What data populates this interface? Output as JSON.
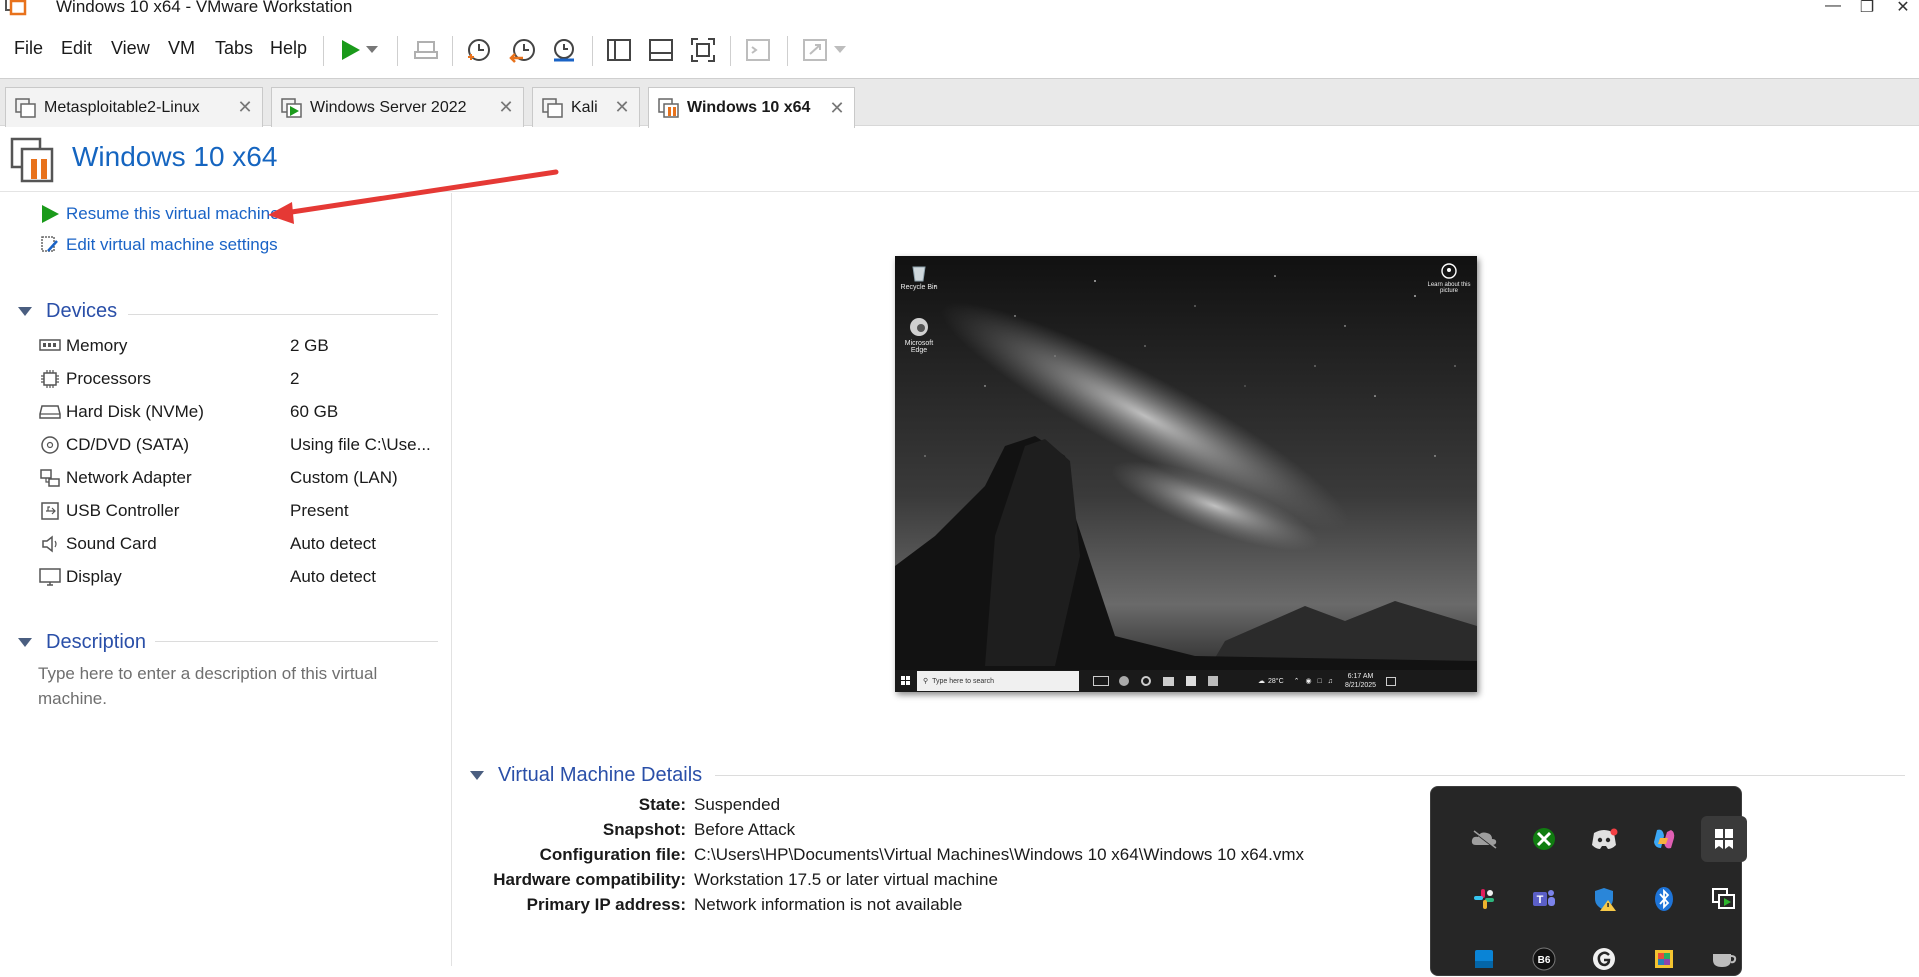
{
  "window": {
    "title": "Windows 10 x64 - VMware Workstation"
  },
  "menu": [
    "File",
    "Edit",
    "View",
    "VM",
    "Tabs",
    "Help"
  ],
  "tabs": [
    {
      "label": "Metasploitable2-Linux",
      "active": false
    },
    {
      "label": "Windows Server 2022",
      "active": false
    },
    {
      "label": "Kali",
      "active": false
    },
    {
      "label": "Windows 10 x64",
      "active": true
    }
  ],
  "vm": {
    "title": "Windows 10 x64"
  },
  "commands": {
    "resume": "Resume this virtual machine",
    "edit": "Edit virtual machine settings"
  },
  "devices": {
    "heading": "Devices",
    "items": [
      {
        "name": "Memory",
        "value": "2 GB",
        "icon": "memory-icon"
      },
      {
        "name": "Processors",
        "value": "2",
        "icon": "processor-icon"
      },
      {
        "name": "Hard Disk (NVMe)",
        "value": "60 GB",
        "icon": "hard-disk-icon"
      },
      {
        "name": "CD/DVD (SATA)",
        "value": "Using file C:\\Use...",
        "icon": "cd-dvd-icon"
      },
      {
        "name": "Network Adapter",
        "value": "Custom (LAN)",
        "icon": "network-adapter-icon"
      },
      {
        "name": "USB Controller",
        "value": "Present",
        "icon": "usb-controller-icon"
      },
      {
        "name": "Sound Card",
        "value": "Auto detect",
        "icon": "sound-card-icon"
      },
      {
        "name": "Display",
        "value": "Auto detect",
        "icon": "display-icon"
      }
    ]
  },
  "description": {
    "heading": "Description",
    "placeholder": "Type here to enter a description of this virtual machine."
  },
  "guest_screen": {
    "desktop_icons": [
      "Recycle Bin",
      "Microsoft Edge"
    ],
    "learn_label": "Learn about this picture",
    "search_placeholder": "Type here to search",
    "temperature": "28°C",
    "time": "6:17 AM",
    "date": "8/21/2025"
  },
  "details": {
    "heading": "Virtual Machine Details",
    "rows": [
      {
        "label": "State:",
        "value": "Suspended"
      },
      {
        "label": "Snapshot:",
        "value": "Before Attack"
      },
      {
        "label": "Configuration file:",
        "value": "C:\\Users\\HP\\Documents\\Virtual Machines\\Windows 10 x64\\Windows 10 x64.vmx"
      },
      {
        "label": "Hardware compatibility:",
        "value": "Workstation 17.5 or later virtual machine"
      },
      {
        "label": "Primary IP address:",
        "value": "Network information is not available"
      }
    ]
  },
  "tray_icons": [
    "onedrive-icon",
    "xbox-icon",
    "discord-icon",
    "copilot-icon",
    "bookmark-app-icon",
    "slack-icon",
    "teams-icon",
    "defender-warning-icon",
    "bluetooth-icon",
    "vmware-tray-icon",
    "blue-app-icon",
    "bo-app-icon",
    "grammarly-icon",
    "color-app-icon",
    "cup-icon"
  ],
  "colors": {
    "accent_blue": "#1565c0",
    "link_blue": "#1a63c6",
    "play_green": "#1a9a1a",
    "vmware_orange": "#e8721c",
    "annotation_red": "#e53935"
  }
}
+ + + + + + +
● Exercise goal: Copy out every line in the listing where the word "title" appears.

● Full answer:
    "title": "Windows 10 x64 - VMware Workstation"
    "title": "Windows 10 x64"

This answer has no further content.